— Start SOURCE RECORDS —

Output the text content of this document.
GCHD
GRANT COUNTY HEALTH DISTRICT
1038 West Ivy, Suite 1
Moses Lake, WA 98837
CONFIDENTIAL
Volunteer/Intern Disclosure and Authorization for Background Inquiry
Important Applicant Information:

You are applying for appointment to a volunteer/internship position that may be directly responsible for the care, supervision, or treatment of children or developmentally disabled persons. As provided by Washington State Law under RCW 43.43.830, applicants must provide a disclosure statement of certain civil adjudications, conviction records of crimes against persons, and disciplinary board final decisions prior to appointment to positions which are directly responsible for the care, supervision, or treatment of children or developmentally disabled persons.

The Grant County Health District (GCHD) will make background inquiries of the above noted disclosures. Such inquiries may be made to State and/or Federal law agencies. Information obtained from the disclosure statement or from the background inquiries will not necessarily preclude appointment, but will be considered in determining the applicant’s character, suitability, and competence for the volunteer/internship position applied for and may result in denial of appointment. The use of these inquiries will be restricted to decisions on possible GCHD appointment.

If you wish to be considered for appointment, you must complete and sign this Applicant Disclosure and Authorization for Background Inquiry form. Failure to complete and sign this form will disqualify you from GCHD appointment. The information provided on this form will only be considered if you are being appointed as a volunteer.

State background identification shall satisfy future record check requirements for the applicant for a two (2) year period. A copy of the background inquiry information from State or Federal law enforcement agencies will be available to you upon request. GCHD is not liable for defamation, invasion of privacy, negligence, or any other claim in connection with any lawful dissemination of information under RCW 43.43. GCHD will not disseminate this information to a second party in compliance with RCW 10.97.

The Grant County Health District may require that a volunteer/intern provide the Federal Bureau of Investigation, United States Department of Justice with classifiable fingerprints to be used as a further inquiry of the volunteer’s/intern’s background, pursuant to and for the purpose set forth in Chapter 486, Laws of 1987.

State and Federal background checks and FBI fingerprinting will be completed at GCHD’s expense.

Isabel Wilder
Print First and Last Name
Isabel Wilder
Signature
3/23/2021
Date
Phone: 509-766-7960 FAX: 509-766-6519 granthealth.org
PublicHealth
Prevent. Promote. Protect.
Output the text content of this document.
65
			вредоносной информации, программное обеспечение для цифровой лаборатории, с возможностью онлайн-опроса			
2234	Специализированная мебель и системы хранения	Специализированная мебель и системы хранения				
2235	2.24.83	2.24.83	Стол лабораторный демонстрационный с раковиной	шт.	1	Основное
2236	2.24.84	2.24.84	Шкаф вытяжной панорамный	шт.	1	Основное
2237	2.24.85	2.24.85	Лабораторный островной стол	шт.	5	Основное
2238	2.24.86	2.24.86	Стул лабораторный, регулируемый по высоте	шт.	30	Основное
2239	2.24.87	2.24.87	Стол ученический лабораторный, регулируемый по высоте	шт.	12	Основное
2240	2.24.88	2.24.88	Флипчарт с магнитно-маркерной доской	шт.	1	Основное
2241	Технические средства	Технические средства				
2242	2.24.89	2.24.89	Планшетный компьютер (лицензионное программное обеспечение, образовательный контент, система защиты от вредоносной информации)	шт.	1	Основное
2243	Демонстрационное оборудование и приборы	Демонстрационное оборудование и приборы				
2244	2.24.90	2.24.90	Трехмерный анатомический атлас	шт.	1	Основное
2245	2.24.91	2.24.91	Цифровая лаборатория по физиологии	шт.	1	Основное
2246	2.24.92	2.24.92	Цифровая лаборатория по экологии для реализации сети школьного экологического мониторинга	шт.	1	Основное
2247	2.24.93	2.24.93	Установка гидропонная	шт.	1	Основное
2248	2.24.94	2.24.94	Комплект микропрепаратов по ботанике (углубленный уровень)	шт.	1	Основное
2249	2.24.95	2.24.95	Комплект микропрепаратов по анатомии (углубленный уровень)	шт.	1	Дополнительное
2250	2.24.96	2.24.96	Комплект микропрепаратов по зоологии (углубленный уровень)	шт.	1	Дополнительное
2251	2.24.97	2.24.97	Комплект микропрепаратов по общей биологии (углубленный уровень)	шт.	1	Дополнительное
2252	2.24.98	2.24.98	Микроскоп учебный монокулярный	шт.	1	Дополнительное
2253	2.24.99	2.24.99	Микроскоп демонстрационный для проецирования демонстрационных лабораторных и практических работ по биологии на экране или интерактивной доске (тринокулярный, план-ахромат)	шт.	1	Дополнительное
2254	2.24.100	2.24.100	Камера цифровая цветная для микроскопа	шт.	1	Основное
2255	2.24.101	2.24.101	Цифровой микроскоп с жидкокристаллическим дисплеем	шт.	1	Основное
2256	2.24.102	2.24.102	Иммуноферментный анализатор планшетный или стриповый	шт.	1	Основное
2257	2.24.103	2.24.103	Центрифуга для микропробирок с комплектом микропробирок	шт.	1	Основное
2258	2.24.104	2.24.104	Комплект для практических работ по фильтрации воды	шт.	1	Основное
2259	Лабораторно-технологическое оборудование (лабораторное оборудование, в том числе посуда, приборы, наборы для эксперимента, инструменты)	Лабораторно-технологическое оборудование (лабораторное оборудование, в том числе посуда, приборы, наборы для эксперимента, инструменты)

— End SOURCE RECORDS —

Check each line of the data above for the word "приборы" and say how many lines have it. Give the number alone.

FINAL ANSWER →
2